■ **What is expected**: Locate all lines with the word "icon" and copy them out.

** BEGIN **

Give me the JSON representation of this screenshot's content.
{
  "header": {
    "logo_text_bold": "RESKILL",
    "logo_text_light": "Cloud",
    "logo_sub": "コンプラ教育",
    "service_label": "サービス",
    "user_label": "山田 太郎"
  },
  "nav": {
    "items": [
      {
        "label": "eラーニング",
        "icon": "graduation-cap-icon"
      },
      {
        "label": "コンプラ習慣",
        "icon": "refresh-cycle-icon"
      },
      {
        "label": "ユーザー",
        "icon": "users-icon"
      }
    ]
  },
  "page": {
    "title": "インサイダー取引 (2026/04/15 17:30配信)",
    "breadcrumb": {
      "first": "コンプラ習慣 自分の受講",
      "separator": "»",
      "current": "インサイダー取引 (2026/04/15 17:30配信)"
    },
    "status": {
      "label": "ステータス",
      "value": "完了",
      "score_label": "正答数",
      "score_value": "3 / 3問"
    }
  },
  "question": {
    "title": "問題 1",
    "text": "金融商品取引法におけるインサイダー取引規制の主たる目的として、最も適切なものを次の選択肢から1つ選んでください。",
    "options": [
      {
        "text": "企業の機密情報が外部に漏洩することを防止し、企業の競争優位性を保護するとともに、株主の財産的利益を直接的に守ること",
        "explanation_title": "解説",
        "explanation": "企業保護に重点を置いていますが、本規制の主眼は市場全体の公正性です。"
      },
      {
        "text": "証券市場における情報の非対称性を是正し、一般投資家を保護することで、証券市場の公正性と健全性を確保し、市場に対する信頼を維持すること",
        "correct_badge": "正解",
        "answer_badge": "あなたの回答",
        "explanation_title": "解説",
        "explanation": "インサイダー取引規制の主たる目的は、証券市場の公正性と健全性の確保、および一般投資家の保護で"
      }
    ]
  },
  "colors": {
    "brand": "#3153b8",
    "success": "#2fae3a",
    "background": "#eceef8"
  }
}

** END **

■ **The output**:
        "icon": "graduation-cap-icon"
        "icon": "refresh-cycle-icon"
        "icon": "users-icon"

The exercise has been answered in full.